• [Texte fourni]
--------------------------------

4. L'opérateur de pompes funèbres qui conclut un contrat de prestations funéraires avec un consommateur lui fournit un service, ce dont il résulte que l'action en paiement qui procède de ce contrat est soumise à la prescription biennale.

5. Il importe peu que la créance relève des frais funéraires, dès lors que, les dettes successorales ne faisant l'objet d'aucun régime de prescription dérogatoire, le seul fait qu'une dette puisse être mise à la charge d'une succession ne la soumet pas à un régime différent de celui qui s'applique en raison de sa nature.

6. Pour rejeter la fin de non-recevoir tirée de la prescription biennale, le jugement retient que la créance litigieuse n'est pas née d'un contrat de consommation et que, dépendant du passif de la succession, les frais funéraires obéissent à la prescription quinquennale de droit commun.

7. En statuant ainsi, alors qu'il relevait que le contrat litigieux avait été conclu entre un professionnel et un consommateur aux fins de prestations funéraires, le tribunal, qui n'a pas tiré les conséquences légales de ses constatations, a violé le texte susvisé.

Portée et conséquences de la cassation

8. Après avis donné aux parties, conformément à l'article 1015 du code de procédure civile, il est fait application des articles L. 411-3, alinéa 2, du code de l'organisation judiciaire et 627 du code de procédure civile.

--------------------------------

• [Consigne] Redonnez le texte fourni en entier, mot pour mot. Les données forment un ensemble indépendant du texte fourni.

• [Données fournies]
--------------------------------

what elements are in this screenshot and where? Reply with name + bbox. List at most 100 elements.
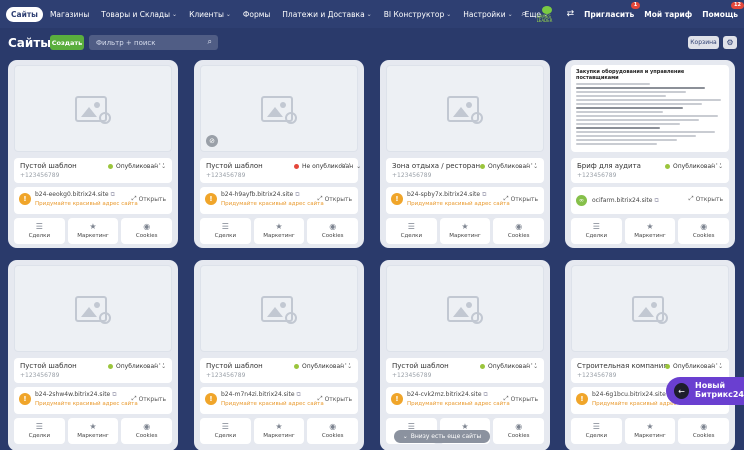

--------------------------------

• [Réponse attendue]
4. L'opérateur de pompes funèbres qui conclut un contrat de prestations funéraires avec un consommateur lui fournit un service, ce dont il résulte que l'action en paiement qui procède de ce contrat est soumise à la prescription biennale.

5. Il importe peu que la créance relève des frais funéraires, dès lors que, les dettes successorales ne faisant l'objet d'aucun régime de prescription dérogatoire, le seul fait qu'une dette puisse être mise à la charge d'une succession ne la soumet pas à un régime différent de celui qui s'applique en raison de sa nature.

6. Pour rejeter la fin de non-recevoir tirée de la prescription biennale, le jugement retient que la créance litigieuse n'est pas née d'un contrat de consommation et que, dépendant du passif de la succession, les frais funéraires obéissent à la prescription quinquennale de droit commun.

7. En statuant ainsi, alors qu'il relevait que le contrat litigieux avait été conclu entre un professionnel et un consommateur aux fins de prestations funéraires, le tribunal, qui n'a pas tiré les conséquences légales de ses constatations, a violé le texte susvisé.

Portée et conséquences de la cassation

8. Après avis donné aux parties, conformément à l'article 1015 du code de procédure civile, il est fait application des articles L. 411-3, alinéa 2, du code de l'organisation judiciaire et 627 du code de procédure civile.